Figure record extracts
►
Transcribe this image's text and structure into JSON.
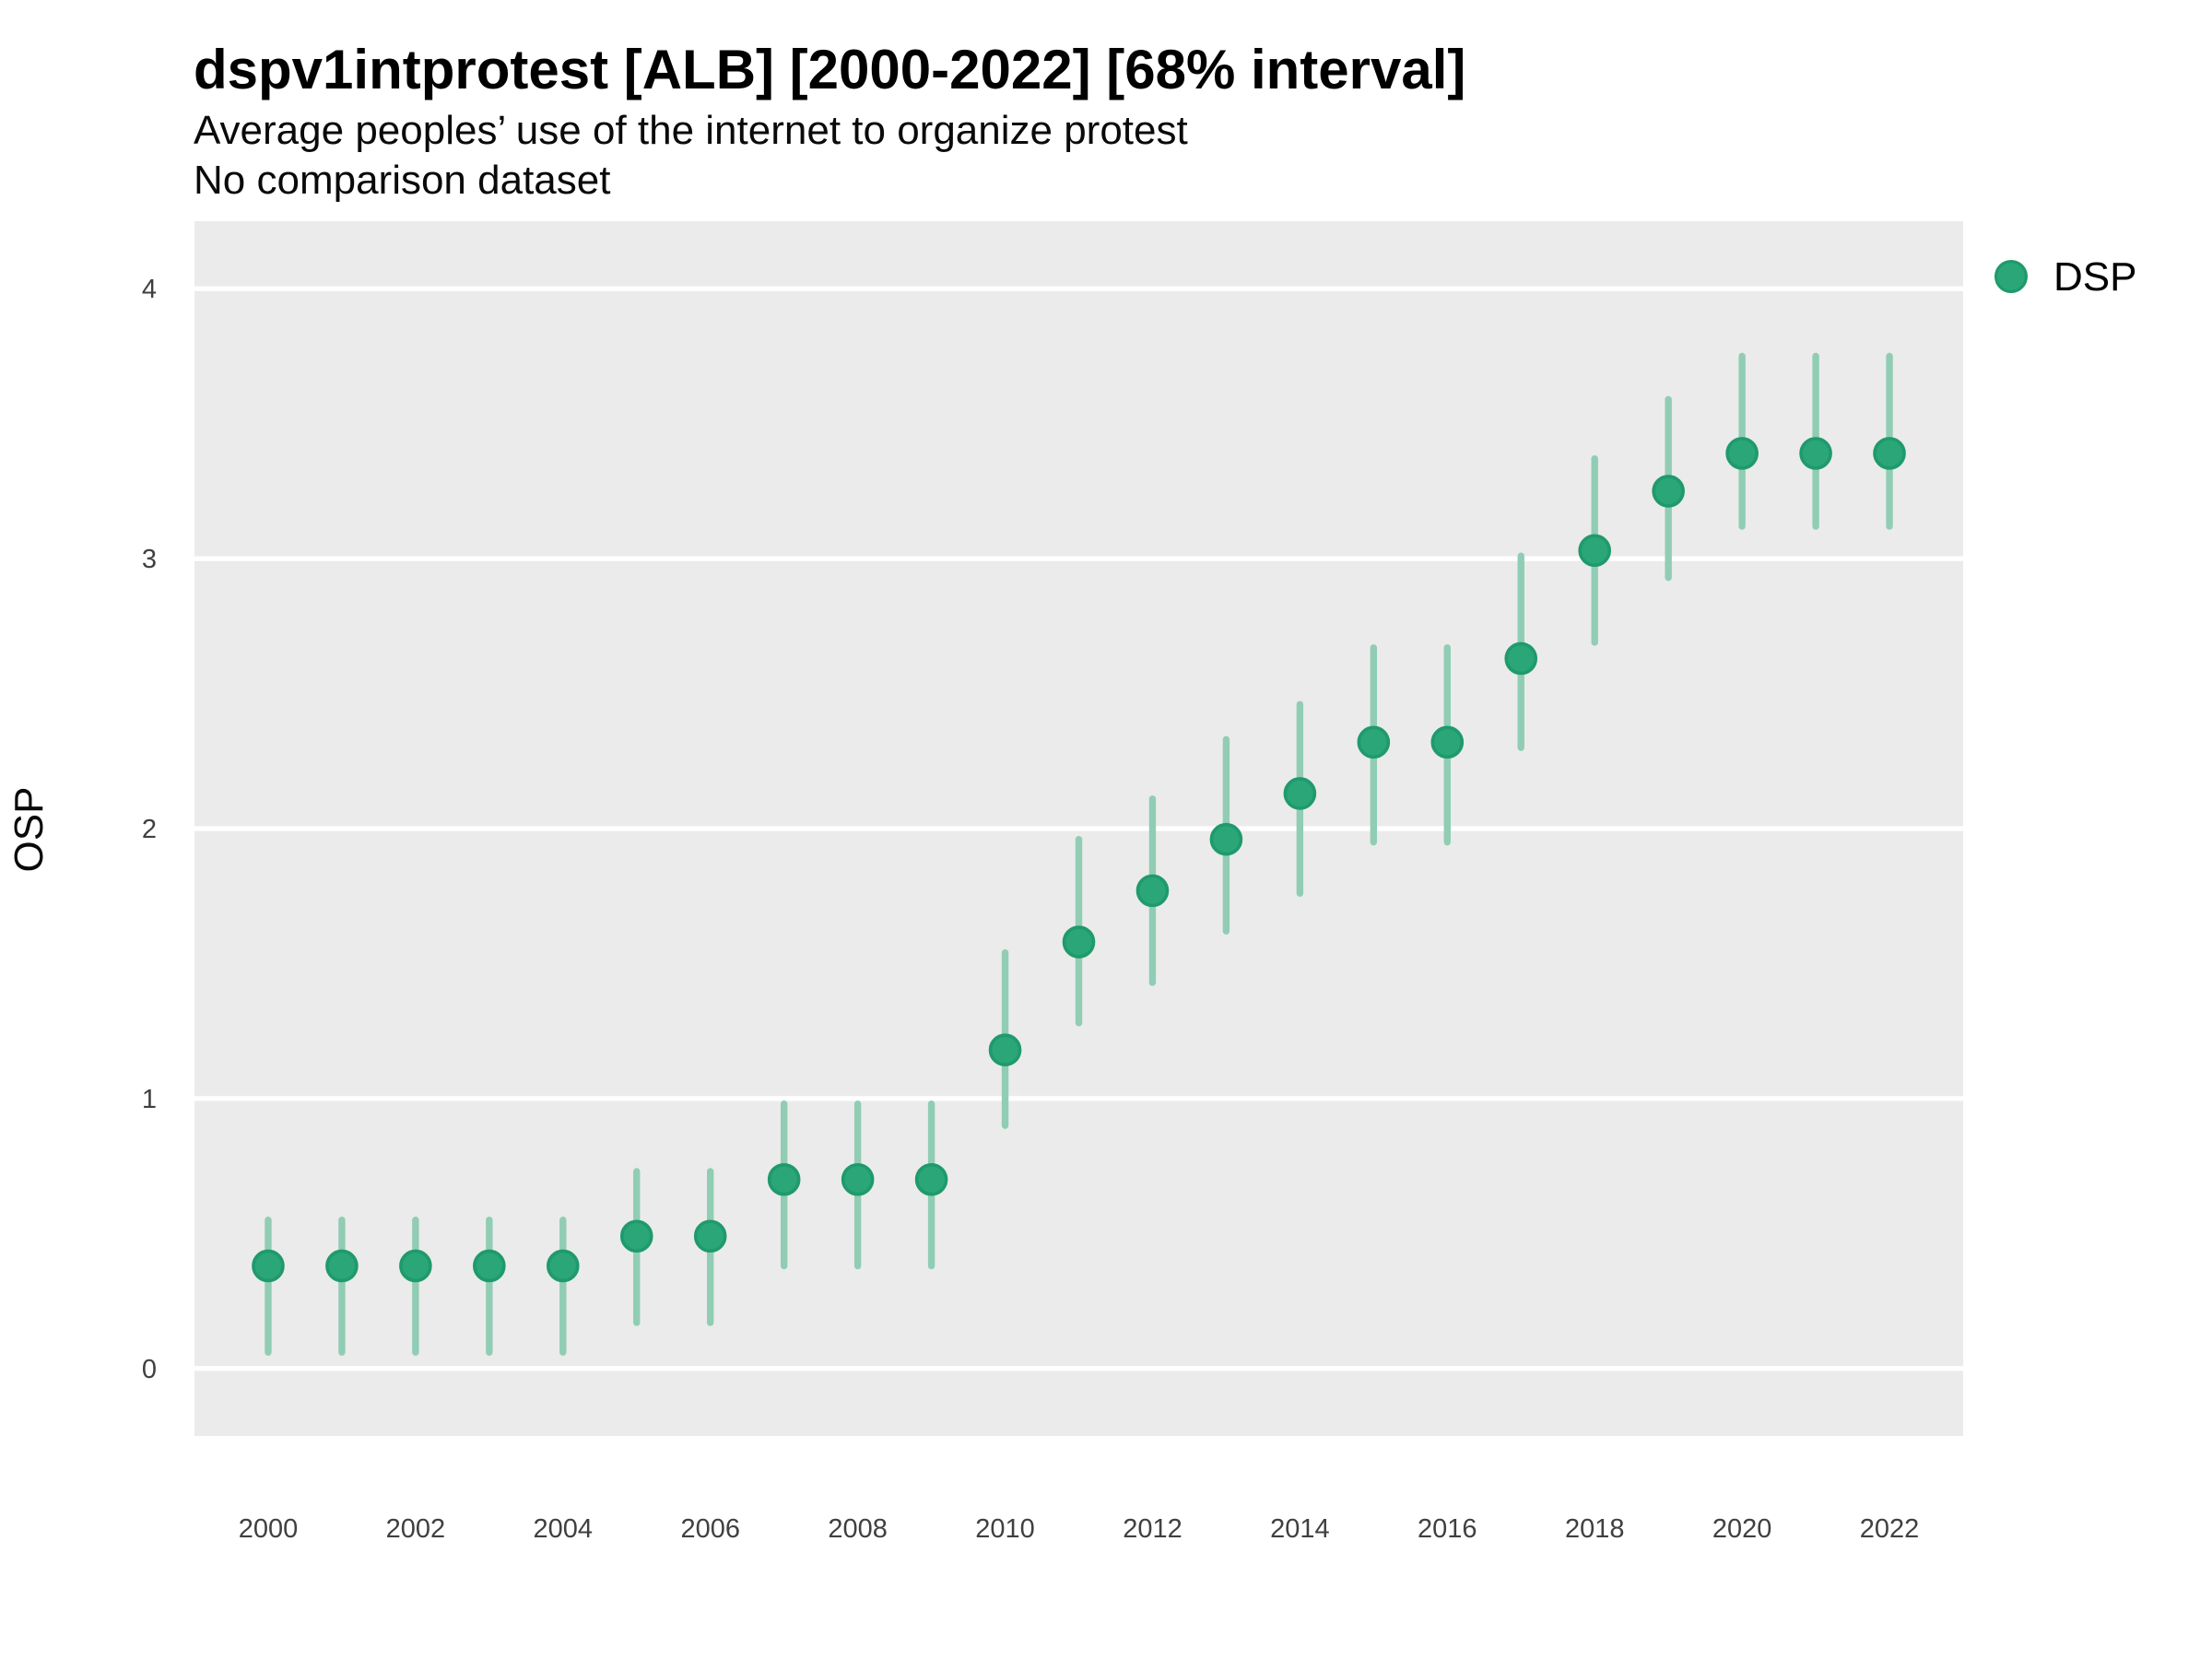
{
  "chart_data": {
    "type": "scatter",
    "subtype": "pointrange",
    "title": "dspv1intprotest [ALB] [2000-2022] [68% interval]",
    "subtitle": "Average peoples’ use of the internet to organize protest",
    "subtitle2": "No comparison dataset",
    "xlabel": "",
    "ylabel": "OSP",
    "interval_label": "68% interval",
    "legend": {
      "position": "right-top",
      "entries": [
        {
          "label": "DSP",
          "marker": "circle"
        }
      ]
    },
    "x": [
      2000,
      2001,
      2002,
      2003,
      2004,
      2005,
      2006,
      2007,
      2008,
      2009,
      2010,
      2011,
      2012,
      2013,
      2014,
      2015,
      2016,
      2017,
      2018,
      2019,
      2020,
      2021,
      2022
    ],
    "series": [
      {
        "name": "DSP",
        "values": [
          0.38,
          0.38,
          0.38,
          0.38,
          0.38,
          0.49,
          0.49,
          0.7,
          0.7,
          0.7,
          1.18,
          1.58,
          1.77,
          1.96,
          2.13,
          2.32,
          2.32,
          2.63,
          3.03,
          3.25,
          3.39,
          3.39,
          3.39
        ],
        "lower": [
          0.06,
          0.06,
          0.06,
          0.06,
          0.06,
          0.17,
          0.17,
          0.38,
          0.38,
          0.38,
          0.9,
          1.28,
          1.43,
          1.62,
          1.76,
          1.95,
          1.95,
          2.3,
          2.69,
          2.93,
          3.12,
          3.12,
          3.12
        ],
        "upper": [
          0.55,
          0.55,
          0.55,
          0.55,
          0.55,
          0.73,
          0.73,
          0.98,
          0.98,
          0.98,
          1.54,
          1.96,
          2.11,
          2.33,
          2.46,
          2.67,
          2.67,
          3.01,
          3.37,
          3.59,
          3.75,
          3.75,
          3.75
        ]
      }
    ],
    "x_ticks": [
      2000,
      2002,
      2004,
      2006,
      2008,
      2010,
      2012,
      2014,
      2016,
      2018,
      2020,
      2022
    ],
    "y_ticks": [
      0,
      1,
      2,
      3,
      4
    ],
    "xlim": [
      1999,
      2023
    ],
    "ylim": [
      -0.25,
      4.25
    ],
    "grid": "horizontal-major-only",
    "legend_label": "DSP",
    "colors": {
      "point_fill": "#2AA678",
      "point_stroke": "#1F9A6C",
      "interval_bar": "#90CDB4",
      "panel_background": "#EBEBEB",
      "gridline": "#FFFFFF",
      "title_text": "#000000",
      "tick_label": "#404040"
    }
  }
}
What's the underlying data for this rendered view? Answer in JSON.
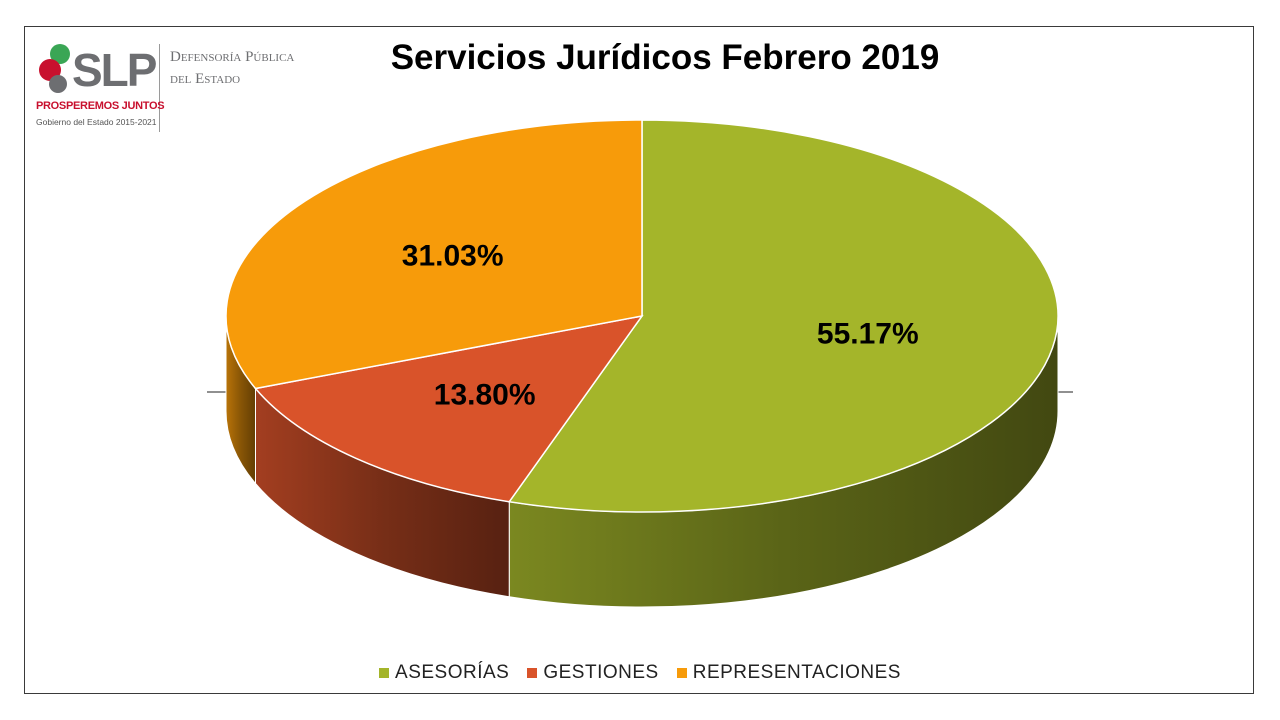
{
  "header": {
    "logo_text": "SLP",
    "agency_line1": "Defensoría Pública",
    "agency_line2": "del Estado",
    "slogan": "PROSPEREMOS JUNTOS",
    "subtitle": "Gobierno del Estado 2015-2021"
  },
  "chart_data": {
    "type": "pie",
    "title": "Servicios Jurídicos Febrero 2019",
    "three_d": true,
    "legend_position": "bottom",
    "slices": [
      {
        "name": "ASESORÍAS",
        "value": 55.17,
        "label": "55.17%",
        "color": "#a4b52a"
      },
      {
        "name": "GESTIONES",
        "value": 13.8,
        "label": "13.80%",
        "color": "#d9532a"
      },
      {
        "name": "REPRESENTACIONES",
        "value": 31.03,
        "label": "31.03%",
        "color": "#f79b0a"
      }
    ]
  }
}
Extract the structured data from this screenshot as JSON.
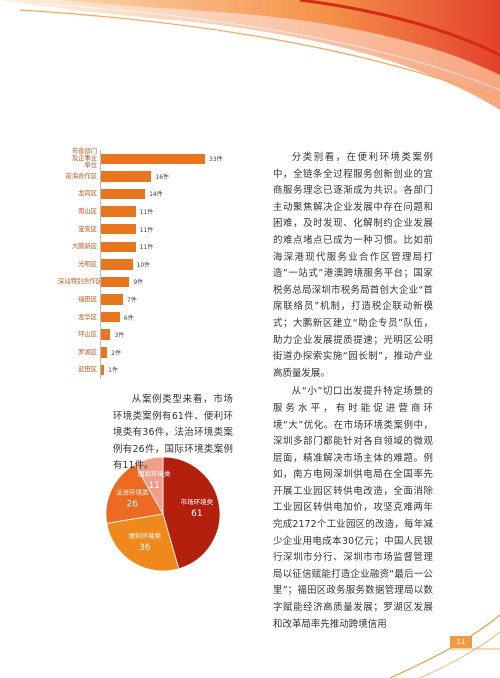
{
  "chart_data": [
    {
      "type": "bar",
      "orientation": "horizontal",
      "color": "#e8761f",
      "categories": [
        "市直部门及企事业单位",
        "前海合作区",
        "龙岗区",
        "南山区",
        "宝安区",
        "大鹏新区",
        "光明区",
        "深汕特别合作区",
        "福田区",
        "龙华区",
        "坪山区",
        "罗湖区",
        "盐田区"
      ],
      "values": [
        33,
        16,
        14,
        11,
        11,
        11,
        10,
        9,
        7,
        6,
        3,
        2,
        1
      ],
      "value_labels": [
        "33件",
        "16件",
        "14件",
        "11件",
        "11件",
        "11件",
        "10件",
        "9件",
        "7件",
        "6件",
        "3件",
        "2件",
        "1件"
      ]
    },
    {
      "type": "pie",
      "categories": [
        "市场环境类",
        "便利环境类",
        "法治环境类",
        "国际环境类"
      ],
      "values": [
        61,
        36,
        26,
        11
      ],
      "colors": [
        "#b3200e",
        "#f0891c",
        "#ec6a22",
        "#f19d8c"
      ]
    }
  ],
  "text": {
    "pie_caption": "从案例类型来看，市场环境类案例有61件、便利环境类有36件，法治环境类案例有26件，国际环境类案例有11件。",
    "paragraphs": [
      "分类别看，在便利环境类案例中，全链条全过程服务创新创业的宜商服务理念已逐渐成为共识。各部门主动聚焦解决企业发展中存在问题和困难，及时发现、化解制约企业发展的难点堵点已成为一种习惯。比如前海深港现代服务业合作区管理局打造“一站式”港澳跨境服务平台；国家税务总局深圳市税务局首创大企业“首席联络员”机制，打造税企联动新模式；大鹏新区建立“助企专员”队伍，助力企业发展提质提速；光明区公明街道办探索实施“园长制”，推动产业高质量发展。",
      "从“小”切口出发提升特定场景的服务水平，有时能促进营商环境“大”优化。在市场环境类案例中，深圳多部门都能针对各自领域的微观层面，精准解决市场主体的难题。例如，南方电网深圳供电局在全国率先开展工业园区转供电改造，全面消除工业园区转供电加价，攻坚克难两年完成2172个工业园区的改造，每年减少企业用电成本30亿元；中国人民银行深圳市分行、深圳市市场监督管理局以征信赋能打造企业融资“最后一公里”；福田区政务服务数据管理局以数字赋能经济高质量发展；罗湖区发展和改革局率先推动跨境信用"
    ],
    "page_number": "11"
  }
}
◄
▸ **EXERCISE**
Make an exact copy of all entries above, dropping the images.

▸ **RESPONSE**
Transcribe this image's text and structure into JSON.
{
  "chart_data": {
    "type": "scatter",
    "subtype": "pointrange",
    "title": "dspv1intprotest [ALB] [2000-2022] [68% interval]",
    "subtitle": "Average peoples’ use of the internet to organize protest",
    "subtitle2": "No comparison dataset",
    "xlabel": "",
    "ylabel": "OSP",
    "interval_label": "68% interval",
    "legend": {
      "position": "right-top",
      "entries": [
        {
          "label": "DSP",
          "marker": "circle"
        }
      ]
    },
    "x": [
      2000,
      2001,
      2002,
      2003,
      2004,
      2005,
      2006,
      2007,
      2008,
      2009,
      2010,
      2011,
      2012,
      2013,
      2014,
      2015,
      2016,
      2017,
      2018,
      2019,
      2020,
      2021,
      2022
    ],
    "series": [
      {
        "name": "DSP",
        "values": [
          0.38,
          0.38,
          0.38,
          0.38,
          0.38,
          0.49,
          0.49,
          0.7,
          0.7,
          0.7,
          1.18,
          1.58,
          1.77,
          1.96,
          2.13,
          2.32,
          2.32,
          2.63,
          3.03,
          3.25,
          3.39,
          3.39,
          3.39
        ],
        "lower": [
          0.06,
          0.06,
          0.06,
          0.06,
          0.06,
          0.17,
          0.17,
          0.38,
          0.38,
          0.38,
          0.9,
          1.28,
          1.43,
          1.62,
          1.76,
          1.95,
          1.95,
          2.3,
          2.69,
          2.93,
          3.12,
          3.12,
          3.12
        ],
        "upper": [
          0.55,
          0.55,
          0.55,
          0.55,
          0.55,
          0.73,
          0.73,
          0.98,
          0.98,
          0.98,
          1.54,
          1.96,
          2.11,
          2.33,
          2.46,
          2.67,
          2.67,
          3.01,
          3.37,
          3.59,
          3.75,
          3.75,
          3.75
        ]
      }
    ],
    "x_ticks": [
      2000,
      2002,
      2004,
      2006,
      2008,
      2010,
      2012,
      2014,
      2016,
      2018,
      2020,
      2022
    ],
    "y_ticks": [
      0,
      1,
      2,
      3,
      4
    ],
    "xlim": [
      1999,
      2023
    ],
    "ylim": [
      -0.25,
      4.25
    ],
    "grid": "horizontal-major-only",
    "legend_label": "DSP",
    "colors": {
      "point_fill": "#2AA678",
      "point_stroke": "#1F9A6C",
      "interval_bar": "#90CDB4",
      "panel_background": "#EBEBEB",
      "gridline": "#FFFFFF",
      "title_text": "#000000",
      "tick_label": "#404040"
    }
  }
}
What's the underlying data for this rendered view? Answer in JSON.
{
  "header": {
    "logo_text": "SLP",
    "agency_line1": "Defensoría Pública",
    "agency_line2": "del Estado",
    "slogan": "PROSPEREMOS JUNTOS",
    "subtitle": "Gobierno del Estado 2015-2021"
  },
  "chart_data": {
    "type": "pie",
    "title": "Servicios Jurídicos Febrero 2019",
    "three_d": true,
    "legend_position": "bottom",
    "slices": [
      {
        "name": "ASESORÍAS",
        "value": 55.17,
        "label": "55.17%",
        "color": "#a4b52a"
      },
      {
        "name": "GESTIONES",
        "value": 13.8,
        "label": "13.80%",
        "color": "#d9532a"
      },
      {
        "name": "REPRESENTACIONES",
        "value": 31.03,
        "label": "31.03%",
        "color": "#f79b0a"
      }
    ]
  }
}
Extract the structured data from this screenshot as JSON.
{
  "chart_data": [
    {
      "type": "bar",
      "orientation": "horizontal",
      "color": "#e8761f",
      "categories": [
        "市直部门及企事业单位",
        "前海合作区",
        "龙岗区",
        "南山区",
        "宝安区",
        "大鹏新区",
        "光明区",
        "深汕特别合作区",
        "福田区",
        "龙华区",
        "坪山区",
        "罗湖区",
        "盐田区"
      ],
      "values": [
        33,
        16,
        14,
        11,
        11,
        11,
        10,
        9,
        7,
        6,
        3,
        2,
        1
      ],
      "value_labels": [
        "33件",
        "16件",
        "14件",
        "11件",
        "11件",
        "11件",
        "10件",
        "9件",
        "7件",
        "6件",
        "3件",
        "2件",
        "1件"
      ]
    },
    {
      "type": "pie",
      "categories": [
        "市场环境类",
        "便利环境类",
        "法治环境类",
        "国际环境类"
      ],
      "values": [
        61,
        36,
        26,
        11
      ],
      "colors": [
        "#b3200e",
        "#f0891c",
        "#ec6a22",
        "#f19d8c"
      ]
    }
  ],
  "text": {
    "pie_caption": "从案例类型来看，市场环境类案例有61件、便利环境类有36件，法治环境类案例有26件，国际环境类案例有11件。",
    "paragraphs": [
      "分类别看，在便利环境类案例中，全链条全过程服务创新创业的宜商服务理念已逐渐成为共识。各部门主动聚焦解决企业发展中存在问题和困难，及时发现、化解制约企业发展的难点堵点已成为一种习惯。比如前海深港现代服务业合作区管理局打造“一站式”港澳跨境服务平台；国家税务总局深圳市税务局首创大企业“首席联络员”机制，打造税企联动新模式；大鹏新区建立“助企专员”队伍，助力企业发展提质提速；光明区公明街道办探索实施“园长制”，推动产业高质量发展。",
      "从“小”切口出发提升特定场景的服务水平，有时能促进营商环境“大”优化。在市场环境类案例中，深圳多部门都能针对各自领域的微观层面，精准解决市场主体的难题。例如，南方电网深圳供电局在全国率先开展工业园区转供电改造，全面消除工业园区转供电加价，攻坚克难两年完成2172个工业园区的改造，每年减少企业用电成本30亿元；中国人民银行深圳市分行、深圳市市场监督管理局以征信赋能打造企业融资“最后一公里”；福田区政务服务数据管理局以数字赋能经济高质量发展；罗湖区发展和改革局率先推动跨境信用"
    ],
    "page_number": "11"
  }
}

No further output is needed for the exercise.